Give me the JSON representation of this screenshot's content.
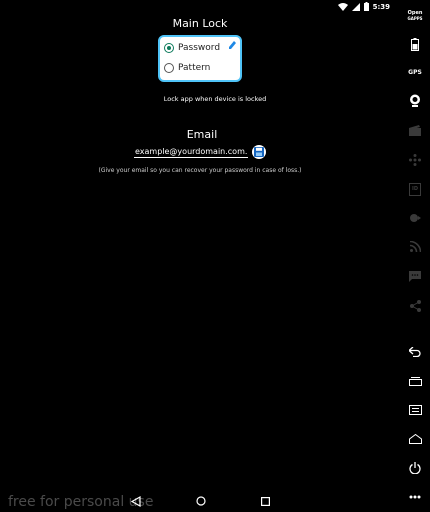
{
  "status_bar": {
    "time": "5:39"
  },
  "main_lock": {
    "title": "Main Lock",
    "options": [
      {
        "label": "Password",
        "selected": true
      },
      {
        "label": "Pattern",
        "selected": false
      }
    ],
    "caption": "Lock app when device is locked"
  },
  "email": {
    "title": "Email",
    "value": "example@yourdomain.com.",
    "hint": "(Give your email so you can recover your password in case of loss.)"
  },
  "side_panel": {
    "gapps_label_top": "Open",
    "gapps_label_bottom": "GAPPS",
    "gps_label": "GPS",
    "id_label": "ID"
  },
  "watermark": "free for personal use",
  "colors": {
    "accent": "#4fc3f7",
    "radio": "#0c7a5b",
    "background": "#000000"
  }
}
_ _ _ _ _
Required work: Copy every record character for character. Skip the pictures.

Exercise output:
Give me the JSON representation of this screenshot's content.
{
  "status_bar": {
    "time": "5:39"
  },
  "main_lock": {
    "title": "Main Lock",
    "options": [
      {
        "label": "Password",
        "selected": true
      },
      {
        "label": "Pattern",
        "selected": false
      }
    ],
    "caption": "Lock app when device is locked"
  },
  "email": {
    "title": "Email",
    "value": "example@yourdomain.com.",
    "hint": "(Give your email so you can recover your password in case of loss.)"
  },
  "side_panel": {
    "gapps_label_top": "Open",
    "gapps_label_bottom": "GAPPS",
    "gps_label": "GPS",
    "id_label": "ID"
  },
  "watermark": "free for personal use",
  "colors": {
    "accent": "#4fc3f7",
    "radio": "#0c7a5b",
    "background": "#000000"
  }
}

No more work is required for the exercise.